**CONSIGNA 1**: Según el texto sobre el turismo en España, ¿por qué nadie piensa en viajar a París, Machu Pichu, Japón, Egipto o Nueva York para emborracharse? Responde en una a tres oraciones.
**CONSIGNA 2**: Indica si cada afirmación coincide con el texto sobre el turismo en España y respalda cada respuesta con una cita literal. (a) La imagen descrita se ha construido a lo largo de cincuenta años. (b) Los turistas llegan sobrios a España. (c) La gente viaja a Egipto para emborracharse.
**CONSIGNA 3**: Continúa el texto sobre el turismo en España a partir de su última oración.

**FRAGMENTO MOSTRADO**:

<<<<

Turistas que vienen entonados desde el vuelo, jóvenes y no tan jóvenes, que identifican viajar a España con cogerse una cogorza del quince por cuatro duros. Esa es la triste imagen que hemos logrado construir en cincuenta años de ofrecer a precio de saldo un país que tiene todo lo que un turista podría desear y más. Creo que nadie piensa en viajar a París a emborracharse, o a Machu Pichu, Japón, Egipto o Nueva York. Son destinos que han sabido definir a la perfección su perfil turístico, todos sabemos qué ofrecen allí.

>>>>

**REGISTROS EXTRAÍDOS**:
<<<<

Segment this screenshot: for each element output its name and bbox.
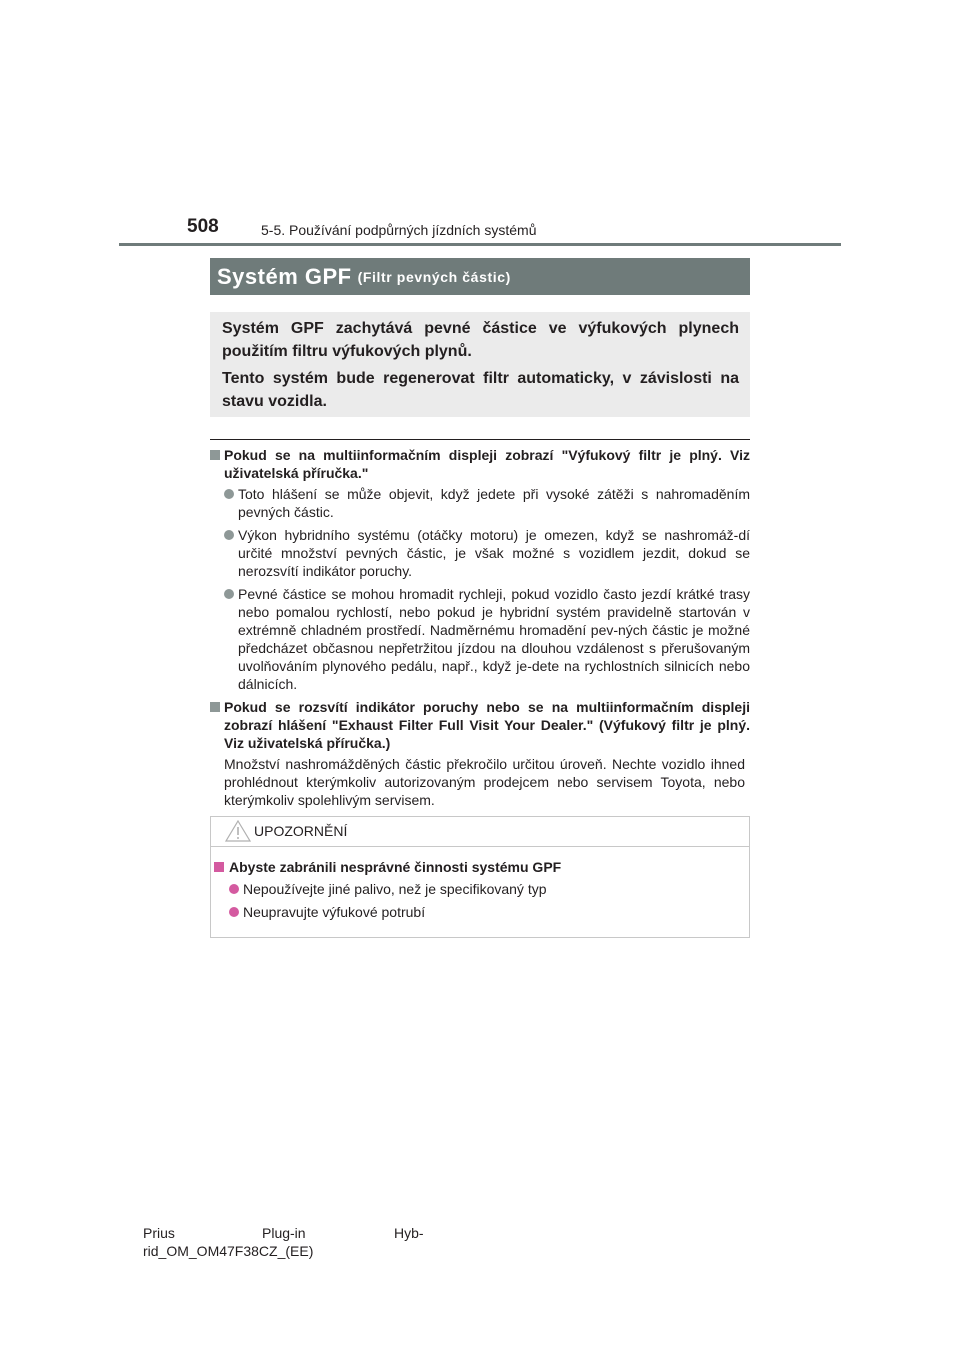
square-bullet-icon: [210, 450, 220, 460]
subsection-heading-text: Pokud se na multiinformačním displeji zobrazí "Výfukový filtr je plný. Viz uživatelská příručka.": [224, 447, 750, 481]
list-item: [210, 485, 750, 521]
square-bullet-icon: [210, 702, 220, 712]
warning-list-item-text: Nepoužívejte jiné palivo, než je specifikovaný typ: [243, 881, 547, 897]
circle-bullet-icon: [224, 589, 234, 599]
footer-variant: Plug-in: [262, 1225, 306, 1241]
section-label: 5-5. Používání podpůrných jízdních systémů: [261, 222, 537, 238]
circle-bullet-icon: [224, 530, 234, 540]
list-item-text: Toto hlášení se může objevit, když jedete při vysoké zátěži s nahromaděním pevných částic.: [238, 486, 750, 520]
intro-box: [210, 312, 750, 417]
page-footer: [143, 1224, 443, 1260]
list-item-text: Pevné částice se mohou hromadit rychleji, pokud vozidlo často jezdí krátké trasy nebo pomalou rychlostí, nebo pokud je hybridní systém pravidelně startován v extrémně chladném prostředí. Nadměrnému hromadění pev-ných částic je možné předcházet občasnou nepřetržitou jízdou na dlouhou vzdálenost s přerušovaným uvolňováním plynového pedálu, např., když je-dete na rychlostních silnicích nebo dálnicích.: [238, 586, 750, 692]
circle-bullet-icon: [229, 884, 239, 894]
footer-type: Hyb-: [394, 1225, 424, 1241]
warning-list-item: [214, 880, 749, 898]
circle-bullet-icon: [224, 489, 234, 499]
section-title: Systém GPF: [217, 263, 352, 289]
main-content: [210, 446, 750, 809]
list-item: [210, 585, 750, 693]
warning-list-item-text: Neupravujte výfukové potrubí: [243, 904, 426, 920]
list-item-text: Výkon hybridního systému (otáčky motoru) je omezen, když se nashromáž-dí určité množství pevných částic, je však možné s vozidlem jezdit, dokud se nerozsvítí indikátor poruchy.: [238, 527, 750, 579]
warning-list-item: [214, 903, 749, 921]
subsection-heading: [210, 698, 750, 752]
warning-heading: [214, 858, 749, 876]
warning-header: [211, 817, 749, 847]
header-rule: [119, 243, 841, 246]
square-bullet-icon: [214, 862, 224, 872]
circle-bullet-icon: [229, 907, 239, 917]
section-subtitle: (Filtr pevných částic): [357, 268, 511, 285]
intro-paragraph: Systém GPF zachytává pevné částice ve výfukových plynech použitím filtru výfukových plynů.: [222, 320, 739, 360]
footer-doc-code: rid_OM_OM47F38CZ_(EE): [143, 1243, 314, 1259]
intro-paragraph: Tento systém bude regenerovat filtr automaticky, v závislosti na stavu vozidla.: [222, 370, 739, 410]
list-item: [210, 526, 750, 580]
content-divider: [210, 439, 750, 440]
warning-body: [211, 847, 749, 921]
warning-label: UPOZORNĚNÍ: [254, 823, 348, 839]
footer-row: [143, 1224, 443, 1242]
warning-box: [210, 816, 750, 938]
section-title-bar: [210, 258, 750, 295]
footer-model: Prius: [143, 1225, 175, 1241]
subsection-heading-text: Pokud se rozsvítí indikátor poruchy nebo se na multiinformačním displeji zobrazí hlášení "Exhaust Filter Full Visit Your Dealer." (Výfukový filtr je plný. Viz uživatelská příručka.): [224, 699, 750, 751]
subsection-paragraph: Množství nashromážděných částic překročilo určitou úroveň. Nechte vozidlo ihned prohlédnout kterýmkoliv autorizovaným prodejcem nebo servisem Toyota, nebo kterýmkoliv spolehlivým servisem.: [224, 756, 745, 808]
page-number: 508: [187, 216, 219, 237]
subsection-heading: [210, 446, 750, 482]
warning-heading-text: Abyste zabránili nesprávné činnosti systému GPF: [229, 859, 562, 875]
warning-triangle-icon: [225, 820, 251, 842]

>>>>

**RESPUESTA 1**: Porque son destinos que han sabido definir a la perfección su perfil turístico. Por eso todos saben qué ofrecen allí.

**RESPUESTA 2**:
(a) Sí: «Esa es la triste imagen que hemos logrado construir en cincuenta años de ofrecer a precio de saldo un país».
(b) No: «Turistas que vienen entonados desde el vuelo».
(c) No: «Creo que nadie piensa en viajar a París a emborracharse, o a Machu Pichu, Japón, Egipto o Nueva York».

**RESPUESTA 3**:
Si te interesa vas y, si no, eliges otro lugar. Mallorca es una tierra privilegiada en muchos aspectos, tiene una larga historia –restos prehistóricos importantes, murallas, castillos, museos, fortalezas, iglesias–, paisajes idílicos, condiciones perfectas para distintos deportes y unas playas difíciles de superar en el planeta entero. Y, sin embargo, vienen borrachos y a seguir bebiendo. A la juerga, al mogollón, a montar broncas, a lo más burdo y bajo que puede existir. Yo tengo claro que el causante es el bajo precio del alcohol, pero esa guerra parece que no le interesa a nadie. Prefieren coger el dinero sin mirar de dónde sale. Ni a qué precio.